— START Data —
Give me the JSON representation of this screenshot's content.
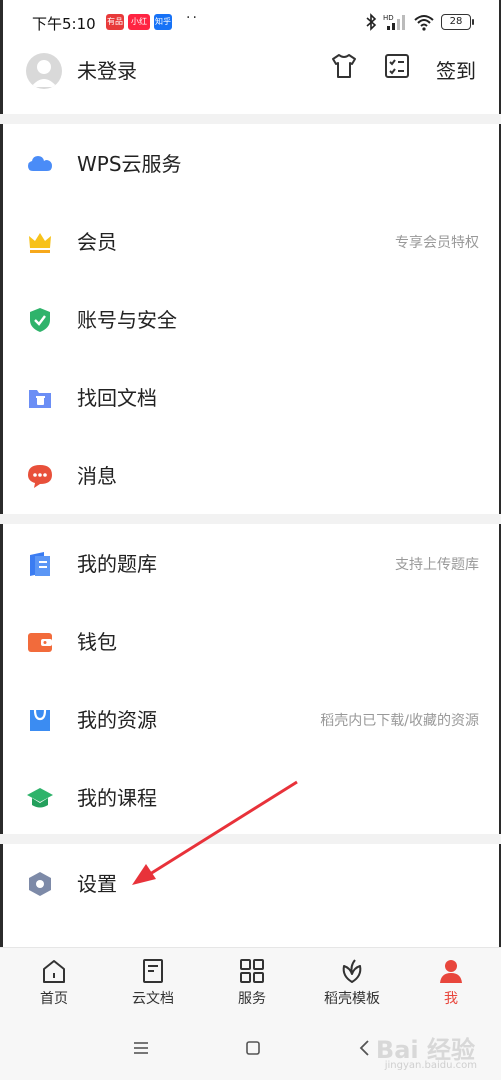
{
  "status_bar": {
    "time": "下午5:10",
    "apps": [
      "有品",
      "小红书",
      "知乎"
    ],
    "battery": "28"
  },
  "header": {
    "login_text": "未登录",
    "checkin_label": "签到",
    "icons": [
      "tshirt-icon",
      "checklist-icon"
    ]
  },
  "menu_groups": [
    [
      {
        "label": "WPS云服务",
        "hint": "",
        "icon": "cloud-icon",
        "color": "#4a8cf7"
      },
      {
        "label": "会员",
        "hint": "专享会员特权",
        "icon": "crown-icon",
        "color": "#f7c21b"
      },
      {
        "label": "账号与安全",
        "hint": "",
        "icon": "shield-icon",
        "color": "#2fb36b"
      },
      {
        "label": "找回文档",
        "hint": "",
        "icon": "folder-recover-icon",
        "color": "#6b8ef5"
      },
      {
        "label": "消息",
        "hint": "",
        "icon": "chat-bubble-icon",
        "color": "#e8503a"
      }
    ],
    [
      {
        "label": "我的题库",
        "hint": "支持上传题库",
        "icon": "question-bank-icon",
        "color": "#3b7cf2"
      },
      {
        "label": "钱包",
        "hint": "",
        "icon": "wallet-icon",
        "color": "#f26b3b"
      },
      {
        "label": "我的资源",
        "hint": "稻壳内已下载/收藏的资源",
        "icon": "shopping-bag-icon",
        "color": "#3b8cf2"
      },
      {
        "label": "我的课程",
        "hint": "",
        "icon": "graduation-cap-icon",
        "color": "#2fb36b"
      }
    ],
    [
      {
        "label": "设置",
        "hint": "",
        "icon": "settings-hex-icon",
        "color": "#7d8aa8"
      }
    ]
  ],
  "tabs": [
    {
      "label": "首页",
      "icon": "home-icon",
      "active": false
    },
    {
      "label": "云文档",
      "icon": "cloud-doc-icon",
      "active": false
    },
    {
      "label": "服务",
      "icon": "grid-icon",
      "active": false
    },
    {
      "label": "稻壳模板",
      "icon": "leaf-icon",
      "active": false
    },
    {
      "label": "我",
      "icon": "user-icon",
      "active": true
    }
  ],
  "colors": {
    "accent": "#e8463c",
    "annotation_arrow": "#e8323a"
  },
  "watermark": {
    "main": "Bai 经验",
    "sub": "jingyan.baidu.com"
  }
}
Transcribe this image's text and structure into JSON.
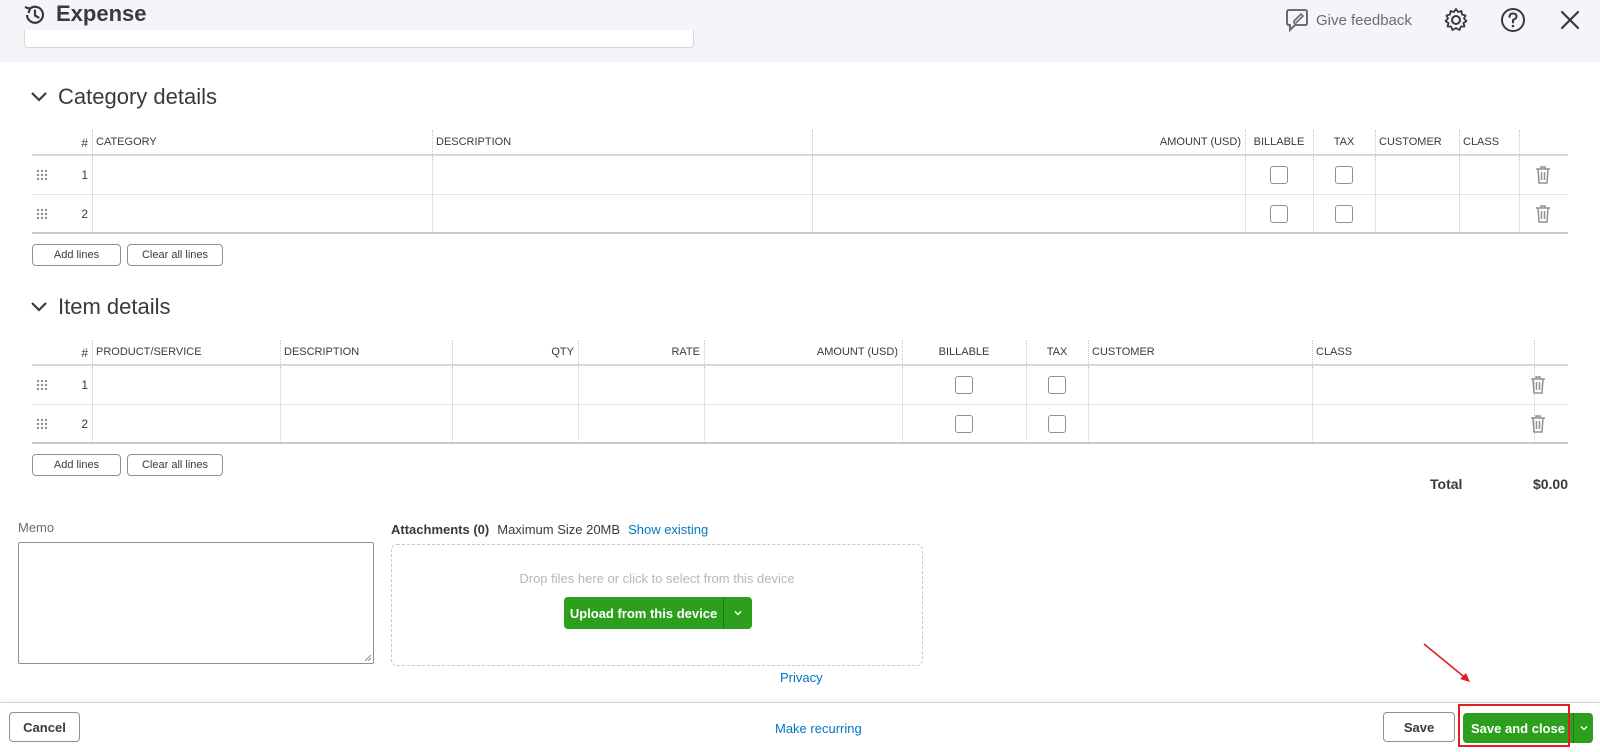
{
  "header": {
    "title": "Expense",
    "feedback_label": "Give feedback",
    "icons": [
      "history-icon",
      "feedback-icon",
      "gear-icon",
      "help-icon",
      "close-icon"
    ]
  },
  "category_section": {
    "title": "Category details",
    "columns": [
      "#",
      "CATEGORY",
      "DESCRIPTION",
      "AMOUNT (USD)",
      "BILLABLE",
      "TAX",
      "CUSTOMER",
      "CLASS"
    ],
    "rows": [
      {
        "num": "1"
      },
      {
        "num": "2"
      }
    ],
    "add_lines_label": "Add lines",
    "clear_lines_label": "Clear all lines"
  },
  "item_section": {
    "title": "Item details",
    "columns": [
      "#",
      "PRODUCT/SERVICE",
      "DESCRIPTION",
      "QTY",
      "RATE",
      "AMOUNT (USD)",
      "BILLABLE",
      "TAX",
      "CUSTOMER",
      "CLASS"
    ],
    "rows": [
      {
        "num": "1"
      },
      {
        "num": "2"
      }
    ],
    "add_lines_label": "Add lines",
    "clear_lines_label": "Clear all lines"
  },
  "total": {
    "label": "Total",
    "value": "$0.00"
  },
  "memo": {
    "label": "Memo",
    "value": ""
  },
  "attachments": {
    "title": "Attachments (0)",
    "max_size": "Maximum Size 20MB",
    "show_existing": "Show existing",
    "drop_hint": "Drop files here or click to select from this device",
    "upload_label": "Upload from this device",
    "privacy": "Privacy"
  },
  "footer": {
    "cancel_label": "Cancel",
    "make_recurring_label": "Make recurring",
    "save_label": "Save",
    "save_close_label": "Save and close"
  },
  "colors": {
    "primary_green": "#2ca01c",
    "link_blue": "#0077c5",
    "annotation_red": "#e02020",
    "header_bg": "#f4f5f8"
  }
}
— END Data —
Directions:
Transcribe the full listing above exactly, with the images removed.

Exercise result:
Give me the JSON representation of this screenshot's content.
{
  "status_bar": {
    "time": "下午5:10",
    "apps": [
      "有品",
      "小红书",
      "知乎"
    ],
    "battery": "28"
  },
  "header": {
    "login_text": "未登录",
    "checkin_label": "签到",
    "icons": [
      "tshirt-icon",
      "checklist-icon"
    ]
  },
  "menu_groups": [
    [
      {
        "label": "WPS云服务",
        "hint": "",
        "icon": "cloud-icon",
        "color": "#4a8cf7"
      },
      {
        "label": "会员",
        "hint": "专享会员特权",
        "icon": "crown-icon",
        "color": "#f7c21b"
      },
      {
        "label": "账号与安全",
        "hint": "",
        "icon": "shield-icon",
        "color": "#2fb36b"
      },
      {
        "label": "找回文档",
        "hint": "",
        "icon": "folder-recover-icon",
        "color": "#6b8ef5"
      },
      {
        "label": "消息",
        "hint": "",
        "icon": "chat-bubble-icon",
        "color": "#e8503a"
      }
    ],
    [
      {
        "label": "我的题库",
        "hint": "支持上传题库",
        "icon": "question-bank-icon",
        "color": "#3b7cf2"
      },
      {
        "label": "钱包",
        "hint": "",
        "icon": "wallet-icon",
        "color": "#f26b3b"
      },
      {
        "label": "我的资源",
        "hint": "稻壳内已下载/收藏的资源",
        "icon": "shopping-bag-icon",
        "color": "#3b8cf2"
      },
      {
        "label": "我的课程",
        "hint": "",
        "icon": "graduation-cap-icon",
        "color": "#2fb36b"
      }
    ],
    [
      {
        "label": "设置",
        "hint": "",
        "icon": "settings-hex-icon",
        "color": "#7d8aa8"
      }
    ]
  ],
  "tabs": [
    {
      "label": "首页",
      "icon": "home-icon",
      "active": false
    },
    {
      "label": "云文档",
      "icon": "cloud-doc-icon",
      "active": false
    },
    {
      "label": "服务",
      "icon": "grid-icon",
      "active": false
    },
    {
      "label": "稻壳模板",
      "icon": "leaf-icon",
      "active": false
    },
    {
      "label": "我",
      "icon": "user-icon",
      "active": true
    }
  ],
  "colors": {
    "accent": "#e8463c",
    "annotation_arrow": "#e8323a"
  },
  "watermark": {
    "main": "Bai 经验",
    "sub": "jingyan.baidu.com"
  }
}
Transcribe this image's text and structure into JSON.
{
  "header": {
    "title": "Expense",
    "feedback_label": "Give feedback",
    "icons": [
      "history-icon",
      "feedback-icon",
      "gear-icon",
      "help-icon",
      "close-icon"
    ]
  },
  "category_section": {
    "title": "Category details",
    "columns": [
      "#",
      "CATEGORY",
      "DESCRIPTION",
      "AMOUNT (USD)",
      "BILLABLE",
      "TAX",
      "CUSTOMER",
      "CLASS"
    ],
    "rows": [
      {
        "num": "1"
      },
      {
        "num": "2"
      }
    ],
    "add_lines_label": "Add lines",
    "clear_lines_label": "Clear all lines"
  },
  "item_section": {
    "title": "Item details",
    "columns": [
      "#",
      "PRODUCT/SERVICE",
      "DESCRIPTION",
      "QTY",
      "RATE",
      "AMOUNT (USD)",
      "BILLABLE",
      "TAX",
      "CUSTOMER",
      "CLASS"
    ],
    "rows": [
      {
        "num": "1"
      },
      {
        "num": "2"
      }
    ],
    "add_lines_label": "Add lines",
    "clear_lines_label": "Clear all lines"
  },
  "total": {
    "label": "Total",
    "value": "$0.00"
  },
  "memo": {
    "label": "Memo",
    "value": ""
  },
  "attachments": {
    "title": "Attachments (0)",
    "max_size": "Maximum Size 20MB",
    "show_existing": "Show existing",
    "drop_hint": "Drop files here or click to select from this device",
    "upload_label": "Upload from this device",
    "privacy": "Privacy"
  },
  "footer": {
    "cancel_label": "Cancel",
    "make_recurring_label": "Make recurring",
    "save_label": "Save",
    "save_close_label": "Save and close"
  },
  "colors": {
    "primary_green": "#2ca01c",
    "link_blue": "#0077c5",
    "annotation_red": "#e02020",
    "header_bg": "#f4f5f8"
  }
}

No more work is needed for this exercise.